*Task prompt*
Scan the material and copy every line in which "Pairwise" appears.

*Raw records*

....

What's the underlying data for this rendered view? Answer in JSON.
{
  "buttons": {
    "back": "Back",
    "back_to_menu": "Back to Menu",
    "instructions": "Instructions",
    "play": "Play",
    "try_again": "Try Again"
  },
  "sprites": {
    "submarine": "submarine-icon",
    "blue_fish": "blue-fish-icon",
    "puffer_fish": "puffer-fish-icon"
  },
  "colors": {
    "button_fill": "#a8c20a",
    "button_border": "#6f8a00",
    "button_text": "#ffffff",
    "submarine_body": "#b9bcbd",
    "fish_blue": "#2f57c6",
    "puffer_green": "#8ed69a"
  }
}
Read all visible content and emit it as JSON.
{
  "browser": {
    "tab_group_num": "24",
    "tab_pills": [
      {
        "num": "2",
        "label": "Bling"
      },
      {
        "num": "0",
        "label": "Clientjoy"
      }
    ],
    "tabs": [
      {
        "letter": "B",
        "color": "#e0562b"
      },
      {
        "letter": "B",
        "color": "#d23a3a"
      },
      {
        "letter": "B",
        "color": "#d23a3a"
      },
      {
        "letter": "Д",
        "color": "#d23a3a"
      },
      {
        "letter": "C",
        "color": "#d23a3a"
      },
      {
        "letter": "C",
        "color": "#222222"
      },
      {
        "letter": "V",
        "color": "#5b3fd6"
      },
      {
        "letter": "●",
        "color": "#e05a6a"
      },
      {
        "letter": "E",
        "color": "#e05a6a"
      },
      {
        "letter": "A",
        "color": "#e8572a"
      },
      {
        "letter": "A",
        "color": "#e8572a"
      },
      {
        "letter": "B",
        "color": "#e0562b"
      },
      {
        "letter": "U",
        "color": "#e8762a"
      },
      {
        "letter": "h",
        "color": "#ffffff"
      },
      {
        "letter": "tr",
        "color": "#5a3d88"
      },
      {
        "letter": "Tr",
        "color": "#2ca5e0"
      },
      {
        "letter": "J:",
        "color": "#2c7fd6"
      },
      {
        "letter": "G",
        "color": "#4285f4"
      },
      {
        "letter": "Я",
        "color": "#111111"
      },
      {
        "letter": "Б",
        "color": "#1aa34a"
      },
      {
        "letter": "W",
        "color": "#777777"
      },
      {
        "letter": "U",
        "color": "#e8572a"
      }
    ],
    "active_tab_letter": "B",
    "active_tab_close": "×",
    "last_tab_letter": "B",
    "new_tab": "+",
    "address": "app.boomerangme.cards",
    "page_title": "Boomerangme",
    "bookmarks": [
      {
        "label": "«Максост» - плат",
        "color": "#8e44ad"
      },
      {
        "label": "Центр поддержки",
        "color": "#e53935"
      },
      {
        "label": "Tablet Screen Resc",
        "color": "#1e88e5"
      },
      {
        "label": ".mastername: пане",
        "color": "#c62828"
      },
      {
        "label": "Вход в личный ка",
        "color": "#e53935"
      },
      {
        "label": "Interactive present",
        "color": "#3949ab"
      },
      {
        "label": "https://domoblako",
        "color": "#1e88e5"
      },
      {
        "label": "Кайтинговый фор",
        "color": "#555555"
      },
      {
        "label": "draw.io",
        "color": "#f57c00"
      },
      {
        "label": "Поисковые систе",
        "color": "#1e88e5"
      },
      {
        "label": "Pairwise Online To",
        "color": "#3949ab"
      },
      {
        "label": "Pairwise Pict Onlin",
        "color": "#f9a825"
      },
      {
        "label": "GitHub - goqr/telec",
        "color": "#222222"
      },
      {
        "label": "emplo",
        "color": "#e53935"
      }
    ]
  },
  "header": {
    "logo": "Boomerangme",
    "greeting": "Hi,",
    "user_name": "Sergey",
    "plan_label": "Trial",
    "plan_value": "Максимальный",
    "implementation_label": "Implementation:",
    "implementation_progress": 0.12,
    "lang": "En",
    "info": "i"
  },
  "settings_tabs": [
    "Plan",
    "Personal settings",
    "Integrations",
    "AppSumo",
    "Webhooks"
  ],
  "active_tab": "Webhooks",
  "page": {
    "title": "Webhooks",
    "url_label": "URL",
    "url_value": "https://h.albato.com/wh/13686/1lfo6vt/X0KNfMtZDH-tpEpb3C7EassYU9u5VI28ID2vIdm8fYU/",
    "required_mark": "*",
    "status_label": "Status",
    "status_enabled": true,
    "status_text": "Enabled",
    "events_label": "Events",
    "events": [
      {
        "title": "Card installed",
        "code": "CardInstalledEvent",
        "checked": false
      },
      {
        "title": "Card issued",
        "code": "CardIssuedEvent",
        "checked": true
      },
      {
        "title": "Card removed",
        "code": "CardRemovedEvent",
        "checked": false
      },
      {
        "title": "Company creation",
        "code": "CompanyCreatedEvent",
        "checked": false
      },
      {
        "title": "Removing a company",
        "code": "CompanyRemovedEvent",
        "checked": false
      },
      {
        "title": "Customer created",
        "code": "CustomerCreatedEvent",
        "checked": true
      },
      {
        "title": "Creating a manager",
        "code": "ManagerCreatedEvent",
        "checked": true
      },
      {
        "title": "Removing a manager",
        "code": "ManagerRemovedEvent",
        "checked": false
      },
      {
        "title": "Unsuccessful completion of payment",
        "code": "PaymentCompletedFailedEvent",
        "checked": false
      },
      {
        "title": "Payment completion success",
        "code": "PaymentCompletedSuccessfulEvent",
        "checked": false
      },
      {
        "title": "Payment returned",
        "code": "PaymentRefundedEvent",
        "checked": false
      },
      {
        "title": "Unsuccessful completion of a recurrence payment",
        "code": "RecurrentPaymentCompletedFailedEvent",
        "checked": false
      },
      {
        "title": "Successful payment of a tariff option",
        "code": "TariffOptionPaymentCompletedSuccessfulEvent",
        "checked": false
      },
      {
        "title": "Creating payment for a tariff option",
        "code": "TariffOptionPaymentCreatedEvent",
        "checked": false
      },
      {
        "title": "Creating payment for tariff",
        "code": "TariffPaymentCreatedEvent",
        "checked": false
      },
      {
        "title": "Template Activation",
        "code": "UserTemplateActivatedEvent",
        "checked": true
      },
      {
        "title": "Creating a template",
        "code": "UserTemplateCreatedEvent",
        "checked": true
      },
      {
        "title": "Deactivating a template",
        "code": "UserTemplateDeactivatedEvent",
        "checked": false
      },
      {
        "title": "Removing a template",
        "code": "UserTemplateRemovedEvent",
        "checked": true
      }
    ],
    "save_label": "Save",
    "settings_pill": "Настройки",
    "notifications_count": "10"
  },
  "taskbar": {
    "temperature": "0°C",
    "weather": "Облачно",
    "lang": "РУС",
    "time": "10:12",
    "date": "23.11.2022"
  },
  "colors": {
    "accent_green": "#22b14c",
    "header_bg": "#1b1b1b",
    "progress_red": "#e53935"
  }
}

....

*Written answer*
        "label": "Pairwise Online To",
        "label": "Pairwise Pict Onlin",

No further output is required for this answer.